* [WHAT THE TASK ASKS]: Identify every line in the records below that contains the word "JSON", and copy each of those lines.
* * * * *
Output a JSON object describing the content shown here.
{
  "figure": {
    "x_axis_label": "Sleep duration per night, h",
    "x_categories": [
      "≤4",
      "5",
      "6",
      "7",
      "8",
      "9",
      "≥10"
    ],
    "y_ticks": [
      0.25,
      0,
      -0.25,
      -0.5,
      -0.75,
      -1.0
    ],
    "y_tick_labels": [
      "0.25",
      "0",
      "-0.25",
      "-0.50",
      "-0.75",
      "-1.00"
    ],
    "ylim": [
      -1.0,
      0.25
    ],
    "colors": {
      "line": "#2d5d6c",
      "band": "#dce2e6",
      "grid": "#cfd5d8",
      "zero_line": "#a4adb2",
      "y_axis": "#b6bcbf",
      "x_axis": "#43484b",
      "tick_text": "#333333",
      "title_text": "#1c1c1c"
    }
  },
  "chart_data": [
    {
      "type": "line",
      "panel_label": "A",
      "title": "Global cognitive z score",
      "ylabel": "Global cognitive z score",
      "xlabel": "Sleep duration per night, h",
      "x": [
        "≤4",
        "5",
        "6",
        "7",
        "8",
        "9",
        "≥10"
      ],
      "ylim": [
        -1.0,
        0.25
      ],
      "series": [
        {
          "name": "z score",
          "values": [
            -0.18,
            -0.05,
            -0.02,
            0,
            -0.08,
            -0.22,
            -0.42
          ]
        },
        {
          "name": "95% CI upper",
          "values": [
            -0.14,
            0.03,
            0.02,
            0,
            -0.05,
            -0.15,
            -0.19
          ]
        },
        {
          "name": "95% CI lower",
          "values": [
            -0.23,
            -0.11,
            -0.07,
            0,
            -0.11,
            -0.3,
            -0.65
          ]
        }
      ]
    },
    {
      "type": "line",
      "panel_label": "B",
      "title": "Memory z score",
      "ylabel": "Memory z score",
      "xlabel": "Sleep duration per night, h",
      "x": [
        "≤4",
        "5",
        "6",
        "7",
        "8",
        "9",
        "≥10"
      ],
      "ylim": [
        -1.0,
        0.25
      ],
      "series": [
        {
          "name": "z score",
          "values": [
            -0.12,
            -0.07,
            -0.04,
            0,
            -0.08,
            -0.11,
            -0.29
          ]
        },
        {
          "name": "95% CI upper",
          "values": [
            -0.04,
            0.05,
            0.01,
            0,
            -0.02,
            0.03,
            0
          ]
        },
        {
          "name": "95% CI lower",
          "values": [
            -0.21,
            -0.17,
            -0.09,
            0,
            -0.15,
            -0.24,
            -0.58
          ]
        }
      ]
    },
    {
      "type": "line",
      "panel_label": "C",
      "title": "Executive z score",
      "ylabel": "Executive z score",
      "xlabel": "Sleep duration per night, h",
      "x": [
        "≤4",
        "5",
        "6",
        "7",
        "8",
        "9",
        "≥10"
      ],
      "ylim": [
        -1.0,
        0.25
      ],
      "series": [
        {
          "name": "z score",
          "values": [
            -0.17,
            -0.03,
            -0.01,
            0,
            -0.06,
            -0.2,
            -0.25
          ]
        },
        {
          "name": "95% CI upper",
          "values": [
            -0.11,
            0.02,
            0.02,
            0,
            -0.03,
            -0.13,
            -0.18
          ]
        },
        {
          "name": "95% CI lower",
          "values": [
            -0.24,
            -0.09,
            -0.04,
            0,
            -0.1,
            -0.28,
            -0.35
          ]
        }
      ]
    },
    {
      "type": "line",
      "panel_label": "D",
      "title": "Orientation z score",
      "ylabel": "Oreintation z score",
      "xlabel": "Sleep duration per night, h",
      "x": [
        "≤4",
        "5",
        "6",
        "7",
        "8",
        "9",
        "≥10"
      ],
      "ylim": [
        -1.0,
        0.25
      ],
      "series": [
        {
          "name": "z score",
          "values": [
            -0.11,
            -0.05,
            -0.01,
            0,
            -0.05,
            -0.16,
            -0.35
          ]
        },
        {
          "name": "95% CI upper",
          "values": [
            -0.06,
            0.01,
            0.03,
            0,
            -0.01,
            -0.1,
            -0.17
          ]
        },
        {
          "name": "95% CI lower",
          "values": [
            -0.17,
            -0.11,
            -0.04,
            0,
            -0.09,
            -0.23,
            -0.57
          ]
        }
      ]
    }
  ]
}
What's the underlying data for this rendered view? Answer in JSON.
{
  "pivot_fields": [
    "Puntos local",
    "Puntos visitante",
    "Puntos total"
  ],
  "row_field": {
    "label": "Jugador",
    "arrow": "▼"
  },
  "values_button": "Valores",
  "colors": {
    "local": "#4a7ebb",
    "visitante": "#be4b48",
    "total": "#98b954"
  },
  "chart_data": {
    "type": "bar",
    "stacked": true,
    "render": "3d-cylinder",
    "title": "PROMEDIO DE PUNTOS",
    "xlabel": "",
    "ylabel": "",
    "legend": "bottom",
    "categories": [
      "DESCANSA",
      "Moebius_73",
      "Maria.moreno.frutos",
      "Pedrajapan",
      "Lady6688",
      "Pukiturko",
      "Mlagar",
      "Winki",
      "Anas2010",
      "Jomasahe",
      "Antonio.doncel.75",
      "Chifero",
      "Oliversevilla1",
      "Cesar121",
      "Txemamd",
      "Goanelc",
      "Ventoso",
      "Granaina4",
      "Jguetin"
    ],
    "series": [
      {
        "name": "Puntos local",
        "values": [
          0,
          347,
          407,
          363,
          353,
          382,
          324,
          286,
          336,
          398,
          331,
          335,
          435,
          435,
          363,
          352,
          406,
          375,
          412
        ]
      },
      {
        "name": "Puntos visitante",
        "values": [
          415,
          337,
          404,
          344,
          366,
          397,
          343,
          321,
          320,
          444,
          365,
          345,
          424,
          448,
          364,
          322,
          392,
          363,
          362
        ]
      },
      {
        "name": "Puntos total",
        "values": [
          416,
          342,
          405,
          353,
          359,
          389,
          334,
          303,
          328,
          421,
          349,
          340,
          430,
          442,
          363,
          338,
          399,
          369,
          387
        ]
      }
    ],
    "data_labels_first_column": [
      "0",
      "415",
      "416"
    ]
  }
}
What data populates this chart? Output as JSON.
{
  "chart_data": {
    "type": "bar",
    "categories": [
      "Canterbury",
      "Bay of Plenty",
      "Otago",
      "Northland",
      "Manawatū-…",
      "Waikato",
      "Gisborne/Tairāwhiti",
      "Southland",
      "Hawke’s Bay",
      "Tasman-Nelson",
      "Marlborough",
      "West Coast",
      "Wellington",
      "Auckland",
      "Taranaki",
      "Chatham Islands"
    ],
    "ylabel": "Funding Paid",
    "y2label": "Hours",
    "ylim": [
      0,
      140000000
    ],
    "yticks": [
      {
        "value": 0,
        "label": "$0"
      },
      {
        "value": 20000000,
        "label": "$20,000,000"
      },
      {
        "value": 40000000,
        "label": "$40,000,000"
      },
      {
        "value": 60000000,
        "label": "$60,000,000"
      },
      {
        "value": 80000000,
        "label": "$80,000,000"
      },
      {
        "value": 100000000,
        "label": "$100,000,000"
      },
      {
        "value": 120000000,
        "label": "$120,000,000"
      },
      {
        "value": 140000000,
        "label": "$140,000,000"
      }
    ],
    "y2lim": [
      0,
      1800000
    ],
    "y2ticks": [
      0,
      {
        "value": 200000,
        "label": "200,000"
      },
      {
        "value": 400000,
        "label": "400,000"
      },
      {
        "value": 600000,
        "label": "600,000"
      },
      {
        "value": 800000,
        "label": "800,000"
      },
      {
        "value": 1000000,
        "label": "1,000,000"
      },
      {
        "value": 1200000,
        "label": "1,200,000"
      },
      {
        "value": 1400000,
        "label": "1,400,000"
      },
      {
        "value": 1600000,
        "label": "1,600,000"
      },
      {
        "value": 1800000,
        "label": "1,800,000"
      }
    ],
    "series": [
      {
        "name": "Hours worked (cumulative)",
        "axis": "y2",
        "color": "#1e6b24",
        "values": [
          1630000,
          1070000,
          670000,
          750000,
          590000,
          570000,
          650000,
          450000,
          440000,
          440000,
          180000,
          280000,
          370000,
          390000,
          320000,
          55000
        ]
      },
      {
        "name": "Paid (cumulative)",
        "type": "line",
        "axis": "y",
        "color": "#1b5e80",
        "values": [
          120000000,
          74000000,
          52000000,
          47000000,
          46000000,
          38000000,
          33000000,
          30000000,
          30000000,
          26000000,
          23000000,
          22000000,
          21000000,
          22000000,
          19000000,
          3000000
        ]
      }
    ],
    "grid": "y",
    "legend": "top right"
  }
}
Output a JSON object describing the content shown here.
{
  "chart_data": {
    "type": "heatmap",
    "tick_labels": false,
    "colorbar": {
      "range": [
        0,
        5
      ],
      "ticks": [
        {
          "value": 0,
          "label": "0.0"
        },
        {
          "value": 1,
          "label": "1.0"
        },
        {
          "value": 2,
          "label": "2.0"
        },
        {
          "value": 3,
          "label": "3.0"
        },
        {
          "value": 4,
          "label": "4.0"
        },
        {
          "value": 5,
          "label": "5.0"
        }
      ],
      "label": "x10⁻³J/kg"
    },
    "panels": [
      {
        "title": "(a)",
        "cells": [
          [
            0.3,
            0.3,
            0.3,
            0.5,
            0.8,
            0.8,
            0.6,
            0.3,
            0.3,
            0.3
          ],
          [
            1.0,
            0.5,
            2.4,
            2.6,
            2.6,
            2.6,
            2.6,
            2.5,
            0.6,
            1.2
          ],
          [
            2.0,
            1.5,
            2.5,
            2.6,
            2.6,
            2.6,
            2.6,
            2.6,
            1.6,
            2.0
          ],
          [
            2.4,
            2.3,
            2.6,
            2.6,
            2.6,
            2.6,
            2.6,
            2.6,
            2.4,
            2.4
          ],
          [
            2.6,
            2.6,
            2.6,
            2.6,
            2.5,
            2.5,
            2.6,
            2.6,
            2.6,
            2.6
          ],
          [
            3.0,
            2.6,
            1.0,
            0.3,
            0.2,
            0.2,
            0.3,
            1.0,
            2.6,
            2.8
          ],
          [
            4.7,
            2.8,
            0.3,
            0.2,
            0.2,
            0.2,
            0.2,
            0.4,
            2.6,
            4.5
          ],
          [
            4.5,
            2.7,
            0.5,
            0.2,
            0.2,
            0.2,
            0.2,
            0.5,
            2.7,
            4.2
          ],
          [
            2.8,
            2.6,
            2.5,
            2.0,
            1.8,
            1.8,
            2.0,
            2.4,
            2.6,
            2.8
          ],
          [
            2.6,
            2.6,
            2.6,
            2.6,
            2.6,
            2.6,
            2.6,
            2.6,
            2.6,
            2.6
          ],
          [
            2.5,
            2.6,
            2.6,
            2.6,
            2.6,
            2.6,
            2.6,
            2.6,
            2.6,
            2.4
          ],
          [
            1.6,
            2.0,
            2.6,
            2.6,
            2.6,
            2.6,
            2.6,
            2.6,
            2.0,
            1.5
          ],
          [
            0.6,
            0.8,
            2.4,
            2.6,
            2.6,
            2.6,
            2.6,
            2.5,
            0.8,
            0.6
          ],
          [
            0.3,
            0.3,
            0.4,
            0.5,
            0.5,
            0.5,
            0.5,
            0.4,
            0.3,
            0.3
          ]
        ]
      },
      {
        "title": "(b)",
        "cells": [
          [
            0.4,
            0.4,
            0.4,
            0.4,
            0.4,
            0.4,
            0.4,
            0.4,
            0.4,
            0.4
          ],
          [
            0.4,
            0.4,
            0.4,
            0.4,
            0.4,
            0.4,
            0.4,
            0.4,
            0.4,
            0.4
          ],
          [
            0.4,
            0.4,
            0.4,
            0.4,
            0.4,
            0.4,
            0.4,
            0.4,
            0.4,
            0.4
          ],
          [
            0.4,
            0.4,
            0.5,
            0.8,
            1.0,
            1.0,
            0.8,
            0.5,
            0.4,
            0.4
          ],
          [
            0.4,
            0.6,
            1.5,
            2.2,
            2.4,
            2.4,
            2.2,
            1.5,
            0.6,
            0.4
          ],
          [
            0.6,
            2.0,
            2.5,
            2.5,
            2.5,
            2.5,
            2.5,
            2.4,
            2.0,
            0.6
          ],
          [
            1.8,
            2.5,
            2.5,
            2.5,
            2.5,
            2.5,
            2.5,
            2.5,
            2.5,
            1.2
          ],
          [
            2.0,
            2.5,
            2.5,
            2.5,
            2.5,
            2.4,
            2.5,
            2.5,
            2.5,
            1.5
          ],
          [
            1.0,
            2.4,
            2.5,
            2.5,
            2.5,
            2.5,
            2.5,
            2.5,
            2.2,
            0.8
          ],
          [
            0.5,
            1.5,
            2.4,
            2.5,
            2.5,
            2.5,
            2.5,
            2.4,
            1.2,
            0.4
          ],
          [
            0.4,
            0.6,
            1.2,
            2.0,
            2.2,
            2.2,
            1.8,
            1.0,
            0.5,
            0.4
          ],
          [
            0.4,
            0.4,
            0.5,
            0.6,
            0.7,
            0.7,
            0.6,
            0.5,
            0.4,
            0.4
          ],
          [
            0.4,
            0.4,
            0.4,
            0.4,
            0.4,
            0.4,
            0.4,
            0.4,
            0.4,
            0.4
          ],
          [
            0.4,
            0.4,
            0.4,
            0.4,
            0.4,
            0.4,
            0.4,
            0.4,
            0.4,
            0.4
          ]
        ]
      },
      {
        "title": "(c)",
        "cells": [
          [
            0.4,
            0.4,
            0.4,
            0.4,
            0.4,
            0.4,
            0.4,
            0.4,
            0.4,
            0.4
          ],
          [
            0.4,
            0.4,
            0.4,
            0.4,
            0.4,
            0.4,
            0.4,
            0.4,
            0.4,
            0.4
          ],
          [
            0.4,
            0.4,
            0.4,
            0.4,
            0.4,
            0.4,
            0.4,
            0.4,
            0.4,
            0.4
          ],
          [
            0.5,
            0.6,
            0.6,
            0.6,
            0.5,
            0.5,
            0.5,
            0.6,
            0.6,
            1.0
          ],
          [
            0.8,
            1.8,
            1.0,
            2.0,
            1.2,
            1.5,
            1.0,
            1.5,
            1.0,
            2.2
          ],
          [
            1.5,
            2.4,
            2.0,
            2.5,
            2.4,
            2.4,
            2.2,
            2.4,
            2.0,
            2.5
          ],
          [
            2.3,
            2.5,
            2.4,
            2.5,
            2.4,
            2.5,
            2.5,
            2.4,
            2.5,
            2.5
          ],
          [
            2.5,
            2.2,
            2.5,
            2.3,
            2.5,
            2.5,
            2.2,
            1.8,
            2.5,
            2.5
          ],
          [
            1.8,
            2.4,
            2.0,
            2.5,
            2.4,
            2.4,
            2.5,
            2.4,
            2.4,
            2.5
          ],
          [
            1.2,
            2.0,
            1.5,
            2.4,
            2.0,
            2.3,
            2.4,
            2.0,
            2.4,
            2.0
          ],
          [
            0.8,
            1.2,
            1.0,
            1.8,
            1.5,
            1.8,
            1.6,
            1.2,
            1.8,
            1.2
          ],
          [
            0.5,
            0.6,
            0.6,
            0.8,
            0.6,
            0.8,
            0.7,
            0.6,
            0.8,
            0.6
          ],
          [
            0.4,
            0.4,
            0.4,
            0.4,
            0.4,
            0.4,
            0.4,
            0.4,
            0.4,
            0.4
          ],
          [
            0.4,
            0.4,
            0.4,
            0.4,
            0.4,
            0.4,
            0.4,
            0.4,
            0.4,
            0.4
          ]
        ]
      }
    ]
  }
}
* * * * *
* [ANSWER TO THIS PROBLEM]:
Output a JSON object describing the content shown here.
What's the underlying data for this rendered view? Answer in JSON.
What data populates this chart? Output as JSON.
Output a JSON object describing the content shown here.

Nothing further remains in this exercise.